── MATERIAL SHOWN

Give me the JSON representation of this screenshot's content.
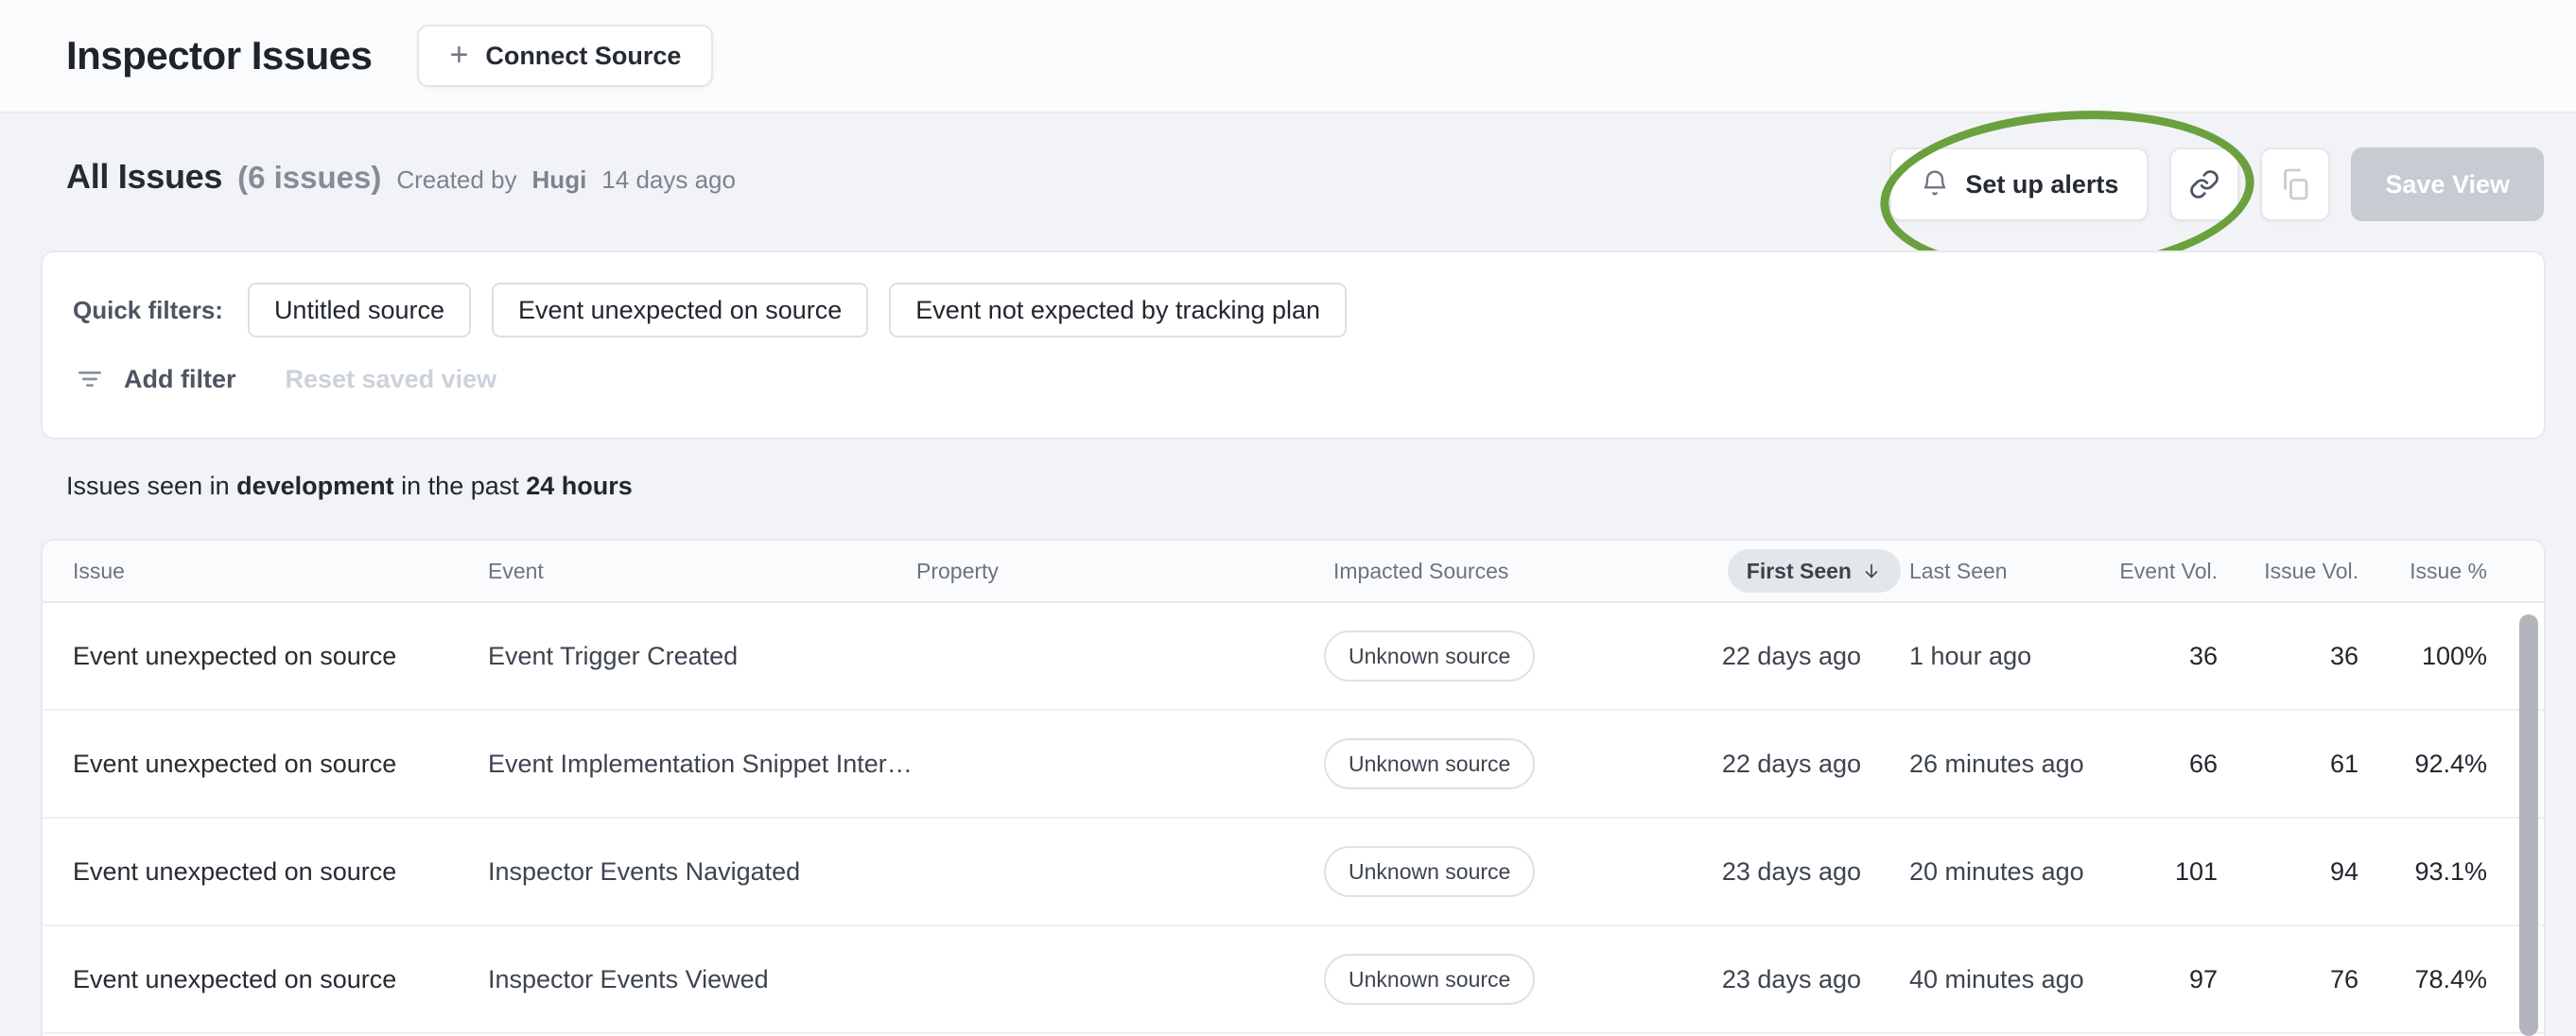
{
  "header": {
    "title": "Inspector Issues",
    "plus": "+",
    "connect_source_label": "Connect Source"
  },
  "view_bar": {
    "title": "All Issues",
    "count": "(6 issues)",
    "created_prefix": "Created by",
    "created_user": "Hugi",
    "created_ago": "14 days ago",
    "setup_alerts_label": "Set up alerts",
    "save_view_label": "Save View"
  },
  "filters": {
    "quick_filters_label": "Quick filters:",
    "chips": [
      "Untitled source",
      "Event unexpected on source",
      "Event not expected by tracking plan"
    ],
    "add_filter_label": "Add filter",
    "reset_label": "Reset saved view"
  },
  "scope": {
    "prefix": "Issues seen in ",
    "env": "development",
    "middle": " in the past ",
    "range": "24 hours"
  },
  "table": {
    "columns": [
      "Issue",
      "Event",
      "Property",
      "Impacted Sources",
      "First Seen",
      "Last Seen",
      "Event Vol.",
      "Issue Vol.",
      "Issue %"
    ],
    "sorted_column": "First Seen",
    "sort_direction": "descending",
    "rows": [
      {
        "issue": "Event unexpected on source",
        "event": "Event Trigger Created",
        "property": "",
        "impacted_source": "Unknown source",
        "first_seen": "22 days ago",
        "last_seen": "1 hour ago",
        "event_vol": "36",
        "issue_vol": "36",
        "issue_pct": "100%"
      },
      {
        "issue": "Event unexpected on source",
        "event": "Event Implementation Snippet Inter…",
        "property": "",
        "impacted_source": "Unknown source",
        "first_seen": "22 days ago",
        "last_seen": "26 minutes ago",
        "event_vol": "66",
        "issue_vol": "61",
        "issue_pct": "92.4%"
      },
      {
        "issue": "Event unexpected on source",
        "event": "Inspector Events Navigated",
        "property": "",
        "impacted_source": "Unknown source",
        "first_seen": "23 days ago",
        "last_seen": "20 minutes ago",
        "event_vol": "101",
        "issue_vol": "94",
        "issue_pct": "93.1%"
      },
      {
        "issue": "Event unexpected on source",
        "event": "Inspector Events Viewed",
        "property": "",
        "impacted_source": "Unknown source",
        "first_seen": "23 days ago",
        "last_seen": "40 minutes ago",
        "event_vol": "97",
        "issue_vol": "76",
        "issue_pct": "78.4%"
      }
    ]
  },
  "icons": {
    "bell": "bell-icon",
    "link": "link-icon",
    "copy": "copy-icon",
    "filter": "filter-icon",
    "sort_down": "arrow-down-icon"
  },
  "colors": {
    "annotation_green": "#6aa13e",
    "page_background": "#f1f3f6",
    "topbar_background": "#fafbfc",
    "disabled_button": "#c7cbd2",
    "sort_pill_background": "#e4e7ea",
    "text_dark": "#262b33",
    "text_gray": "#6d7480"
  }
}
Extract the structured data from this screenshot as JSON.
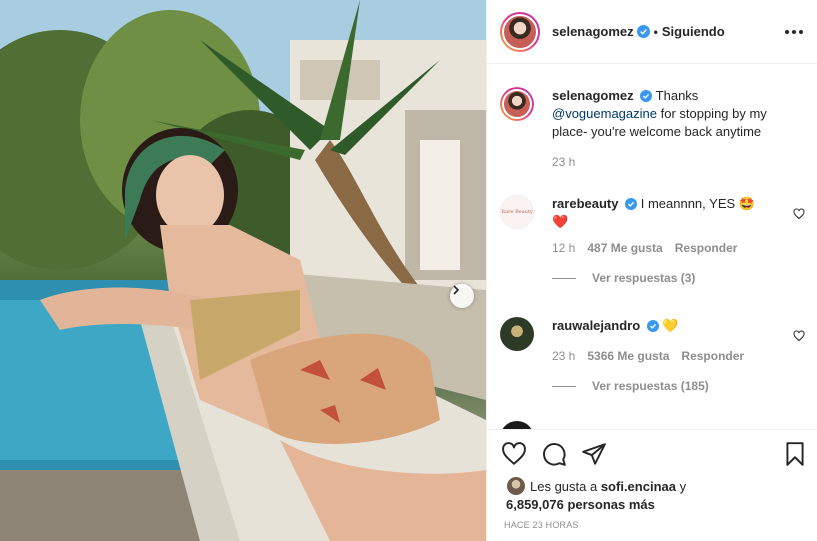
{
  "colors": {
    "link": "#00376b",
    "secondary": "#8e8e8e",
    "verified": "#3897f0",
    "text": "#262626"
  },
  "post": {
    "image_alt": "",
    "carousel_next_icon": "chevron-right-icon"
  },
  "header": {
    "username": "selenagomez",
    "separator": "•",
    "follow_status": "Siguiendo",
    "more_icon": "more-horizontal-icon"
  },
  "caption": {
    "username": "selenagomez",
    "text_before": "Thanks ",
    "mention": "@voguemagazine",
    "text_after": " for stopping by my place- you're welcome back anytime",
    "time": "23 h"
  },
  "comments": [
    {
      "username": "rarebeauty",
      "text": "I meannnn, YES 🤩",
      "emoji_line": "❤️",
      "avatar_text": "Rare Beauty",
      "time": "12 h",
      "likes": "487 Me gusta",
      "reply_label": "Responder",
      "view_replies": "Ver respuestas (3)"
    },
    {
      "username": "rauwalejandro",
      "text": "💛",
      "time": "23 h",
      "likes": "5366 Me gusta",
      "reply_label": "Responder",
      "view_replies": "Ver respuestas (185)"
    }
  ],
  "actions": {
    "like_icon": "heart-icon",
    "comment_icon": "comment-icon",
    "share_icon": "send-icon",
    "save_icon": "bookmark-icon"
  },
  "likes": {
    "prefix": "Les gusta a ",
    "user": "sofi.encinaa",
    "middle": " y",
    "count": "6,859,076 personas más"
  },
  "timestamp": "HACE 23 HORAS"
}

────
── MATERIAL SHOWN

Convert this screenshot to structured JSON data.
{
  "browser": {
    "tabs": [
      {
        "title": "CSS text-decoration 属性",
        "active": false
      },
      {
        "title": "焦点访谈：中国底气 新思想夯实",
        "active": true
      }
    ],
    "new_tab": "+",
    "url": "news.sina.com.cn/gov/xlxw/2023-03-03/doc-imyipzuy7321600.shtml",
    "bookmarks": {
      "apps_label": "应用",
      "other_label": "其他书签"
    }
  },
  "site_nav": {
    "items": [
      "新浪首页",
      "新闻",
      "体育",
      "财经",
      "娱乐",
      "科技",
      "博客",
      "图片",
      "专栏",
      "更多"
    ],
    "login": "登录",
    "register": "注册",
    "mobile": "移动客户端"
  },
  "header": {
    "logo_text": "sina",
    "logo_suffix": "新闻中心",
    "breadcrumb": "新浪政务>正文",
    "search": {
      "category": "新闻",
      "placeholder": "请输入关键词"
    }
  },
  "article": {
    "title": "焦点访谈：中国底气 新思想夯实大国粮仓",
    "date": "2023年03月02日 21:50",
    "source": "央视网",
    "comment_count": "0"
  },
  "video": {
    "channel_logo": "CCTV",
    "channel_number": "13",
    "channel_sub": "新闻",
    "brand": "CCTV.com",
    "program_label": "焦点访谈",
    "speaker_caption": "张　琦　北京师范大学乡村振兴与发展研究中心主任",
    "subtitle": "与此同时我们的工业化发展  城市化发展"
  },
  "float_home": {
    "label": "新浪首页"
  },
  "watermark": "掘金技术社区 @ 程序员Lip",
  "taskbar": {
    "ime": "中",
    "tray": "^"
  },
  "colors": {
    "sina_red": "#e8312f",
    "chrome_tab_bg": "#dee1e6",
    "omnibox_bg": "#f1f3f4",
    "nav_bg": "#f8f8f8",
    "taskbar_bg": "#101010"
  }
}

────

WRITTEN REQUEST: Which lines in the listing above hold the word "JSON"? Show each of them.

EXERCISE ANSWER:
Give me the JSON representation of this screenshot's content.
Extract the structured data from this screenshot as JSON.
Convert this screenshot to structured JSON data.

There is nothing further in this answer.